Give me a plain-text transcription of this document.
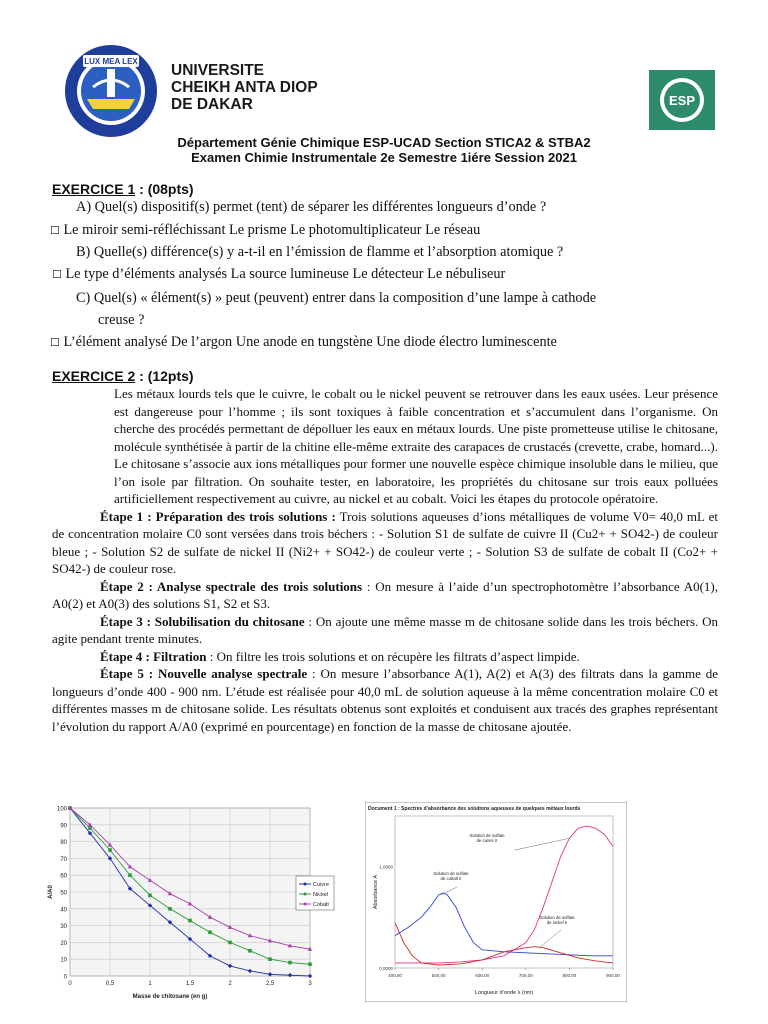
LUX MEA LEX
UNIVERSITE
CHEIKH ANTA DIOP
DE DAKAR	ESP
Département Génie Chimique ESP-UCAD Section STICA2 & STBA2
Examen Chimie Instrumentale 2e Semestre 1iére Session 2021
EXERCICE 1 : (08pts)
A) Quel(s) dispositif(s) permet (tent) de séparer les différentes longueurs d’onde ?
☐ Le miroir semi-réfléchissant Le prisme Le photomultiplicateur Le réseau
B) Quelle(s) différence(s) y a-t-il en l’émission de flamme et l’absorption atomique ?
☐ Le type d’éléments analysés La source lumineuse Le détecteur Le nébuliseur
C) Quel(s) « élément(s) » peut (peuvent) entrer dans la composition d’une lampe à cathode
creuse ?
☐ L’élément analysé De l’argon Une anode en tungstène Une diode électro luminescente
EXERCICE 2 : (12pts)
Les métaux lourds tels que le cuivre, le cobalt ou le nickel peuvent se retrouver dans les eaux usées. Leur présence est dangereuse pour l’homme ; ils sont toxiques à faible concentration et s’accumulent dans l’organisme. On cherche des procédés permettant de dépolluer les eaux en métaux lourds. Une piste prometteuse utilise le chitosane, molécule synthétisée à partir de la chitine elle-même extraite des carapaces de crustacés (crevette, crabe, homard...). Le chitosane s’associe aux ions métalliques pour former une nouvelle espèce chimique insoluble dans le milieu, que l’on isole par filtration. On souhaite tester, en laboratoire, les propriétés du chitosane sur trois eaux polluées artificiellement respectivement au cuivre, au nickel et au cobalt. Voici les étapes du protocole opératoire.
Étape 1 : Préparation des trois solutions : Trois solutions aqueuses d’ions métalliques de volume V0= 40,0 mL et de concentration molaire C0 sont versées dans trois béchers : - Solution S1 de sulfate de cuivre II (Cu2+ + SO42-) de couleur bleue ; - Solution S2 de sulfate de nickel II (Ni2+ + SO42-) de couleur verte ; - Solution S3 de sulfate de cobalt II (Co2+ + SO42-) de couleur rose.
Étape 2 : Analyse spectrale des trois solutions : On mesure à l’aide d’un spectrophotomètre l’absorbance A0(1), A0(2) et A0(3) des solutions S1, S2 et S3.
Étape 3 : Solubilisation du chitosane : On ajoute une même masse m de chitosane solide dans les trois béchers. On agite pendant trente minutes.
Étape 4 : Filtration : On filtre les trois solutions et on récupère les filtrats d’aspect limpide.
Étape 5 : Nouvelle analyse spectrale : On mesure l’absorbance A(1), A(2) et A(3) des filtrats dans la gamme de longueurs d’onde 400 - 900 nm. L’étude est réalisée pour 40,0 mL de solution aqueuse à la même concentration molaire C0 et différentes masses m de chitosane solide. Les résultats obtenus sont exploités et conduisent aux tracés des graphes représentant l’évolution du rapport A/A0 (exprimé en pourcentage) en fonction de la masse de chitosane ajoutée.
0
10
20
30
40
50
60
70
80
90
100
0	0,5	1	1,5	2	2,5	3
Masse de chitosane (en g)
A/A0
Cuivre
Nickel
Cobalt
Document 1 : Spectres d’absorbance des solutions aqueuses de quelques métaux lourds
400,00	500,00	600,00	700,00	800,00	900,00
0,0000
1,0000
Longueur d’onde λ (nm)
Absorbance A
Solution de sulfate
de cuivre II
Solution de sulfate
de cobalt II
Solution de sulfate
de nickel II
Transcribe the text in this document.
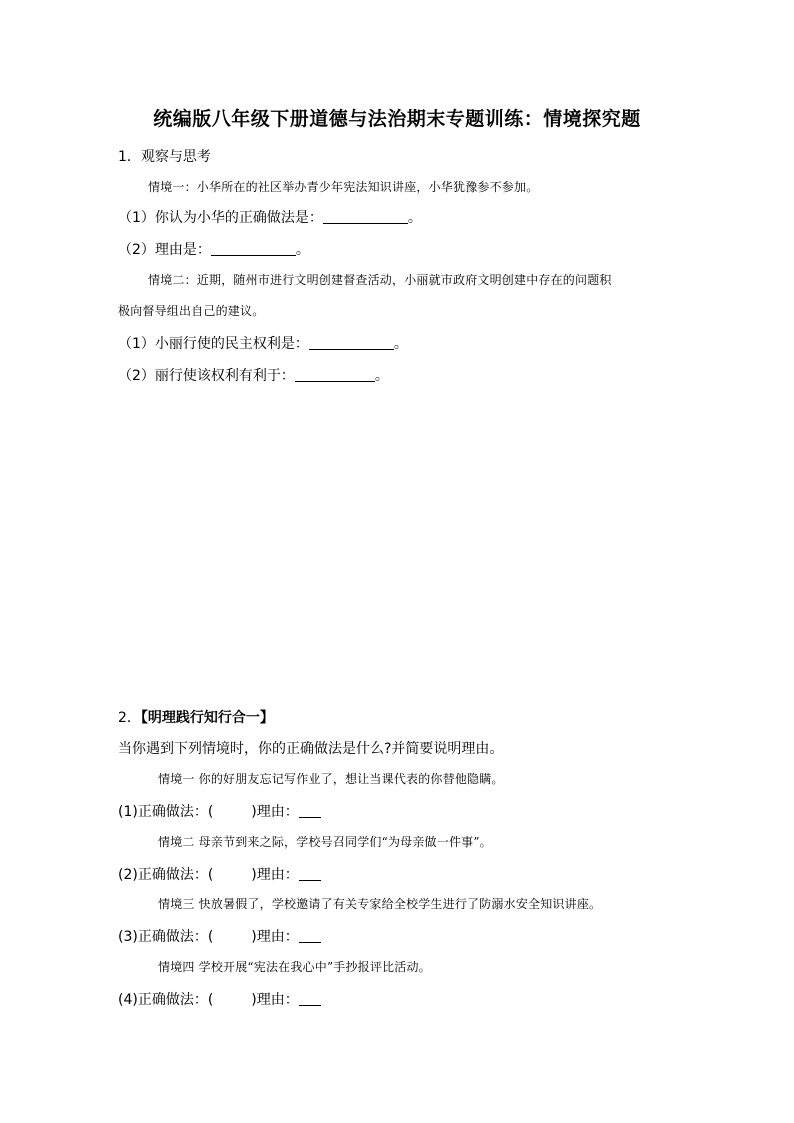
统编版八年级下册道德与法治期末专题训练：情境探究题
1．观察与思考
情境一：小华所在的社区举办青少年宪法知识讲座，小华犹豫参不参加。
（1）你认为小华的正确做法是：	。
（2）理由是：	。
情境二：近期，随州市进行文明创建督查活动，小丽就市政府文明创建中存在的问题积
极向督导组出自己的建议。
（1）小丽行使的民主权利是：	。
（2）丽行使该权利有利于：	。
2．【明理践行知行合一】
当你遇到下列情境时，你的正确做法是什么?并简要说明理由。
情境一 你的好朋友忘记写作业了，想让当课代表的你替他隐瞒。
(1)正确做法：(	)理由：
情境二 母亲节到来之际，学校号召同学们“为母亲做一件事”。
(2)正确做法：(	)理由：
情境三 快放暑假了，学校邀请了有关专家给全校学生进行了防溺水安全知识讲座。
(3)正确做法：(	)理由：
情境四 学校开展“宪法在我心中”手抄报评比活动。
(4)正确做法：(	)理由：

□ □ □ □ □

Leave the pictures out and reproduce all of the records exactly.

CORRECT RESULT
Give me a plain-text transcription of this document.
LUX MEA LEX
UNIVERSITE
CHEIKH ANTA DIOP
DE DAKAR	ESP
Département Génie Chimique ESP-UCAD Section STICA2 & STBA2
Examen Chimie Instrumentale 2e Semestre 1iére Session 2021
EXERCICE 1 : (08pts)
A) Quel(s) dispositif(s) permet (tent) de séparer les différentes longueurs d’onde ?
☐ Le miroir semi-réfléchissant Le prisme Le photomultiplicateur Le réseau
B) Quelle(s) différence(s) y a-t-il en l’émission de flamme et l’absorption atomique ?
☐ Le type d’éléments analysés La source lumineuse Le détecteur Le nébuliseur
C) Quel(s) « élément(s) » peut (peuvent) entrer dans la composition d’une lampe à cathode
creuse ?
☐ L’élément analysé De l’argon Une anode en tungstène Une diode électro luminescente
EXERCICE 2 : (12pts)
Les métaux lourds tels que le cuivre, le cobalt ou le nickel peuvent se retrouver dans les eaux usées. Leur présence est dangereuse pour l’homme ; ils sont toxiques à faible concentration et s’accumulent dans l’organisme. On cherche des procédés permettant de dépolluer les eaux en métaux lourds. Une piste prometteuse utilise le chitosane, molécule synthétisée à partir de la chitine elle-même extraite des carapaces de crustacés (crevette, crabe, homard...). Le chitosane s’associe aux ions métalliques pour former une nouvelle espèce chimique insoluble dans le milieu, que l’on isole par filtration. On souhaite tester, en laboratoire, les propriétés du chitosane sur trois eaux polluées artificiellement respectivement au cuivre, au nickel et au cobalt. Voici les étapes du protocole opératoire.
Étape 1 : Préparation des trois solutions : Trois solutions aqueuses d’ions métalliques de volume V0= 40,0 mL et de concentration molaire C0 sont versées dans trois béchers : - Solution S1 de sulfate de cuivre II (Cu2+ + SO42-) de couleur bleue ; - Solution S2 de sulfate de nickel II (Ni2+ + SO42-) de couleur verte ; - Solution S3 de sulfate de cobalt II (Co2+ + SO42-) de couleur rose.
Étape 2 : Analyse spectrale des trois solutions : On mesure à l’aide d’un spectrophotomètre l’absorbance A0(1), A0(2) et A0(3) des solutions S1, S2 et S3.
Étape 3 : Solubilisation du chitosane : On ajoute une même masse m de chitosane solide dans les trois béchers. On agite pendant trente minutes.
Étape 4 : Filtration : On filtre les trois solutions et on récupère les filtrats d’aspect limpide.
Étape 5 : Nouvelle analyse spectrale : On mesure l’absorbance A(1), A(2) et A(3) des filtrats dans la gamme de longueurs d’onde 400 - 900 nm. L’étude est réalisée pour 40,0 mL de solution aqueuse à la même concentration molaire C0 et différentes masses m de chitosane solide. Les résultats obtenus sont exploités et conduisent aux tracés des graphes représentant l’évolution du rapport A/A0 (exprimé en pourcentage) en fonction de la masse de chitosane ajoutée.
0
10
20
30
40
50
60
70
80
90
100
0	0,5	1	1,5	2	2,5	3
Masse de chitosane (en g)
A/A0
Cuivre
Nickel
Cobalt
Document 1 : Spectres d’absorbance des solutions aqueuses de quelques métaux lourds
400,00	500,00	600,00	700,00	800,00	900,00
0,0000
1,0000
Longueur d’onde λ (nm)
Absorbance A
Solution de sulfate
de cuivre II
Solution de sulfate
de cobalt II
Solution de sulfate
de nickel II
Transcribe the text in this document.
统编版八年级下册道德与法治期末专题训练：情境探究题
1．观察与思考
情境一：小华所在的社区举办青少年宪法知识讲座，小华犹豫参不参加。
（1）你认为小华的正确做法是：	。
（2）理由是：	。
情境二：近期，随州市进行文明创建督查活动，小丽就市政府文明创建中存在的问题积
极向督导组出自己的建议。
（1）小丽行使的民主权利是：	。
（2）丽行使该权利有利于：	。
2．【明理践行知行合一】
当你遇到下列情境时，你的正确做法是什么?并简要说明理由。
情境一 你的好朋友忘记写作业了，想让当课代表的你替他隐瞒。
(1)正确做法：(	)理由：
情境二 母亲节到来之际，学校号召同学们“为母亲做一件事”。
(2)正确做法：(	)理由：
情境三 快放暑假了，学校邀请了有关专家给全校学生进行了防溺水安全知识讲座。
(3)正确做法：(	)理由：
情境四 学校开展“宪法在我心中”手抄报评比活动。
(4)正确做法：(	)理由：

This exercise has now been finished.